→ What you will do: In the data below, locate each line with the word "Mark" and list it.

Start Working data

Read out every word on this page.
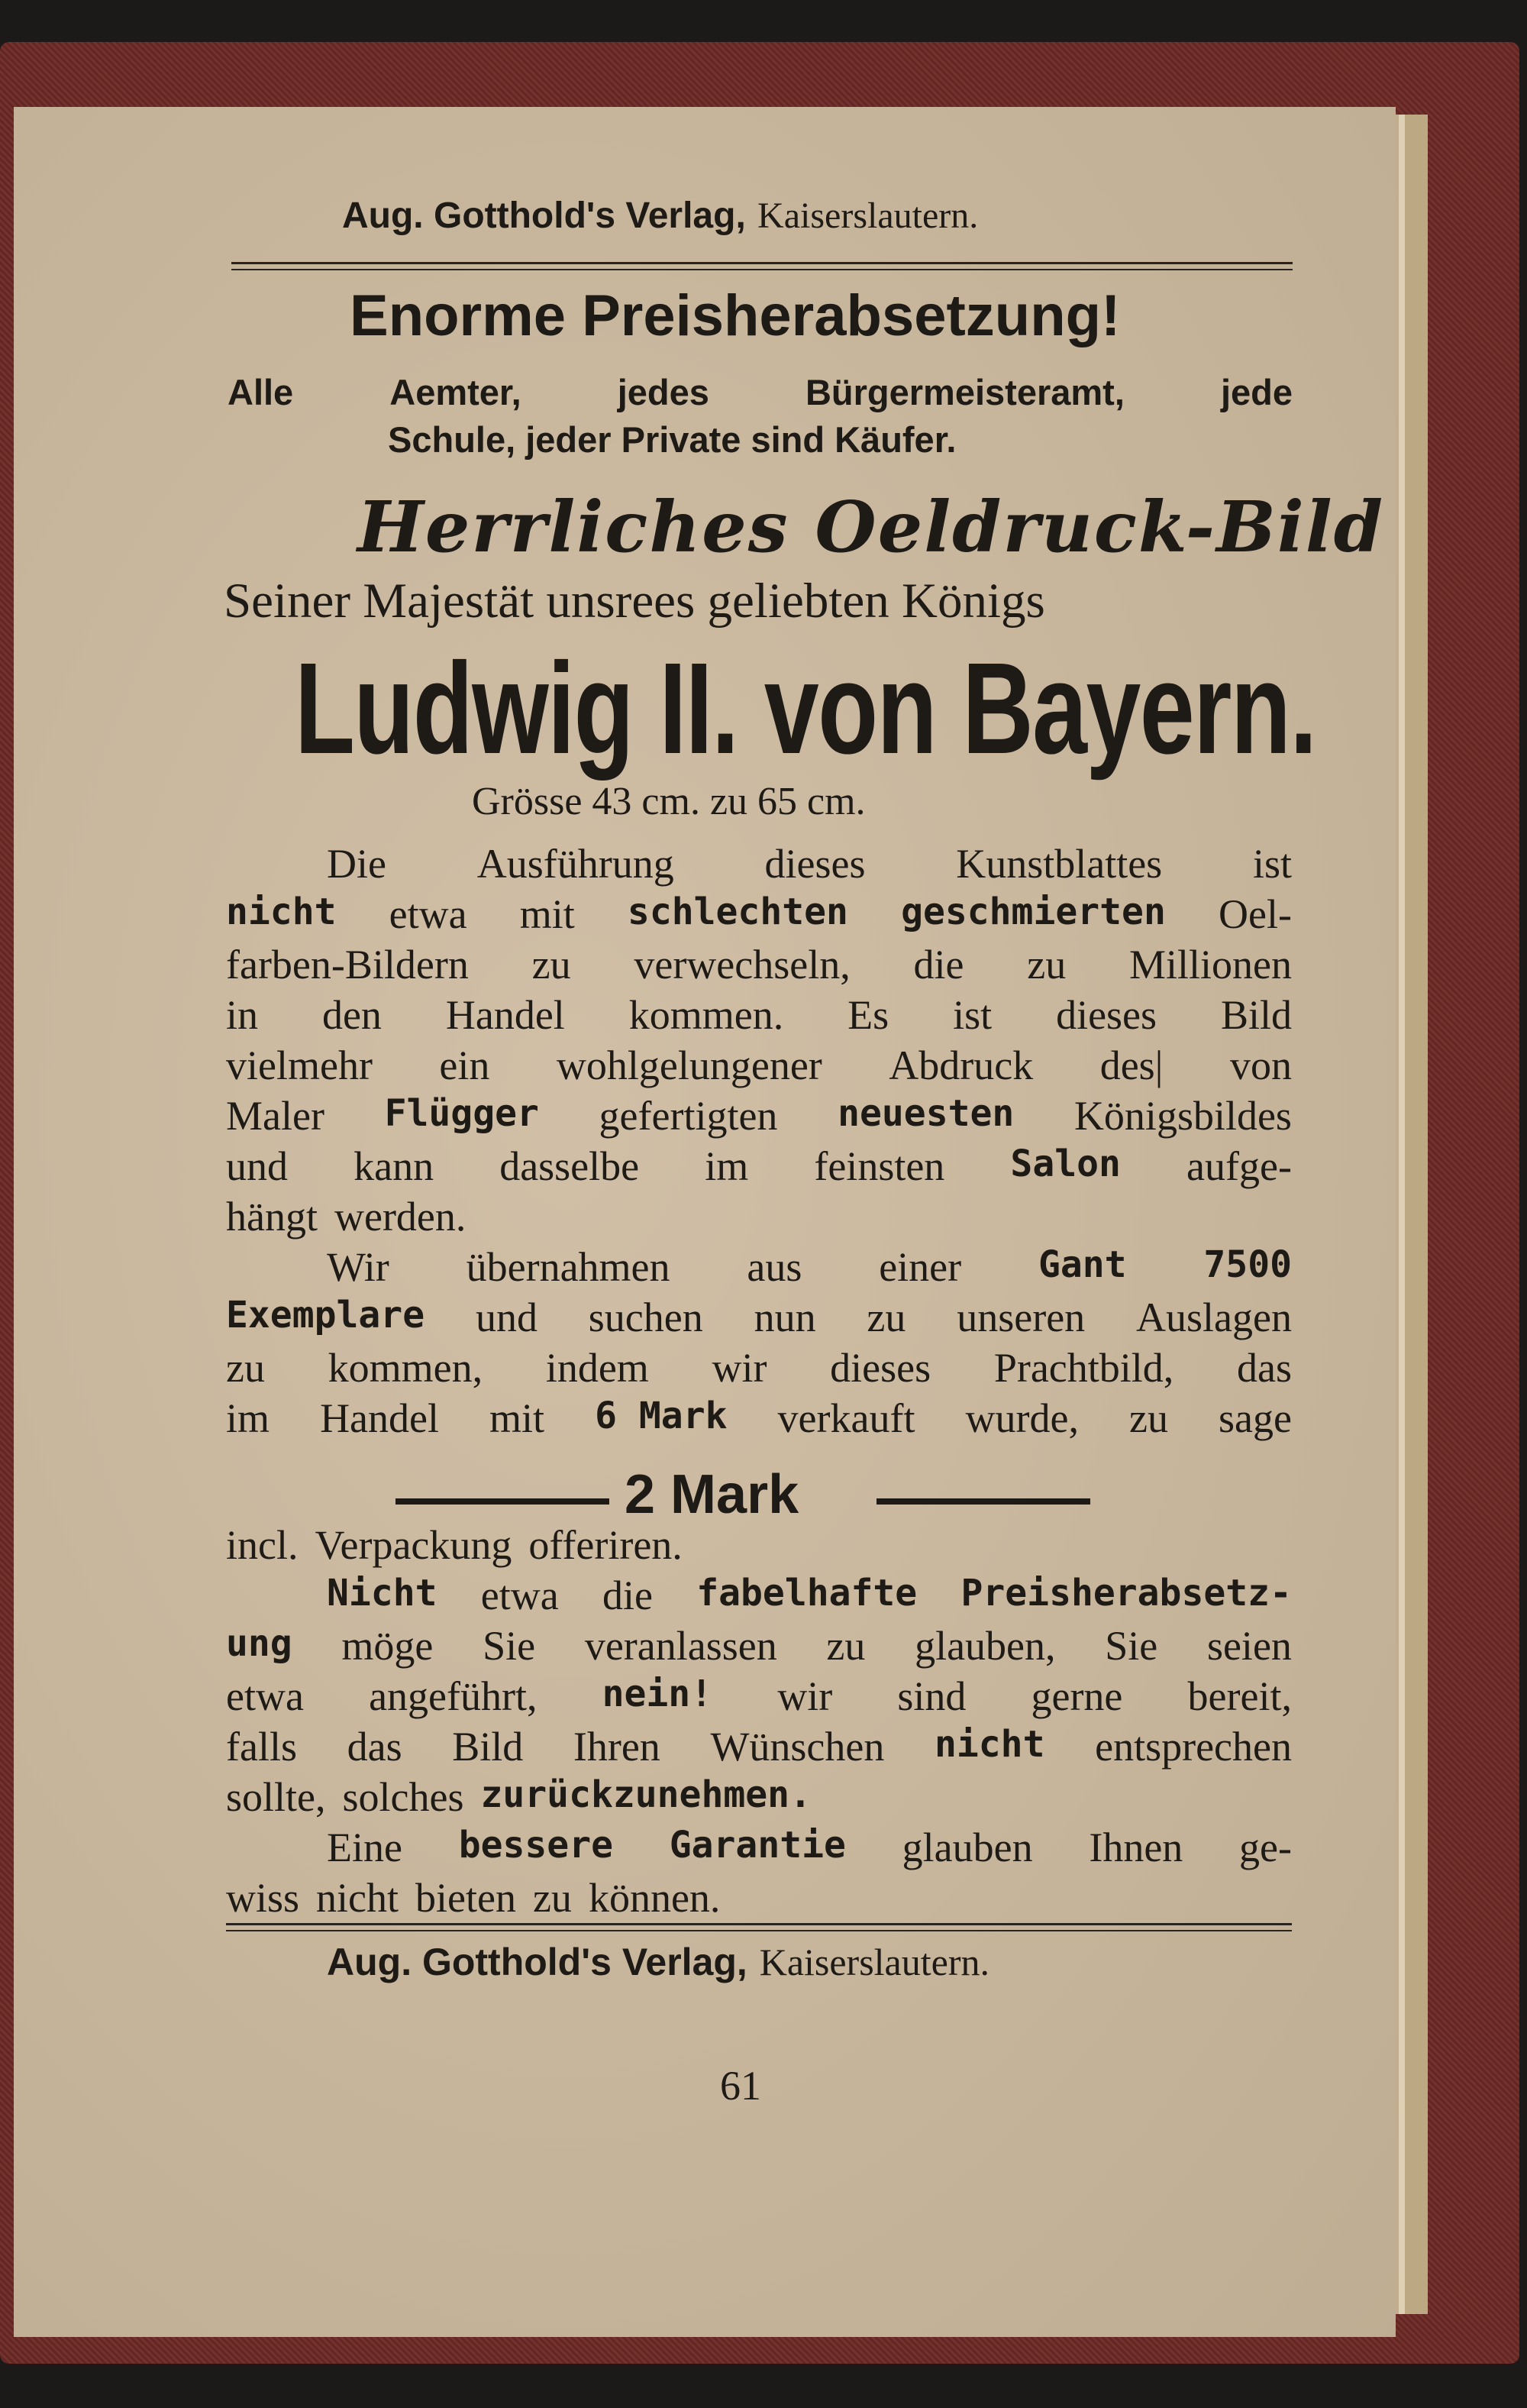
Aug. Gotthold's Verlag, Kaiserslautern.
Enorme Preisherabsetzung!
Alle	Aemter,	jedes	Bürgermeisteramt,	jede
Schule, jeder Private sind Käufer.
Herrliches Oeldruck-Bild
Seiner Majestät unsrees geliebten Königs
Ludwig II. von Bayern.
Grösse 43 cm. zu 65 cm.
Die Ausführung dieses Kunstblattes ist
nicht etwa mit schlechten geschmierten Oel-
farben-Bildern zu verwechseln, die zu Millionen
in den Handel kommen. Es ist dieses Bild
vielmehr ein wohlgelungener Abdruck des| von
Maler Flügger gefertigten neuesten Königsbildes
und kann dasselbe im feinsten Salon aufge-
hängt werden.
Wir übernahmen aus einer Gant 7500
Exemplare und suchen nun zu unseren Auslagen
zu kommen, indem wir dieses Prachtbild, das
im Handel mit 6 Mark verkauft wurde, zu sage
2 Mark
incl. Verpackung offeriren.
Nicht etwa die fabelhafte Preisherabsetz-
ung möge Sie veranlassen zu glauben, Sie seien
etwa angeführt, nein! wir sind gerne bereit,
falls das Bild Ihren Wünschen nicht entsprechen
sollte, solches zurückzunehmen.
Eine bessere Garantie glauben Ihnen ge-
wiss nicht bieten zu können.
Aug. Gotthold's Verlag, Kaiserslautern.
61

End Working data

→ Correct result:
im Handel mit 6 Mark verkauft wurde, zu sage
2 Mark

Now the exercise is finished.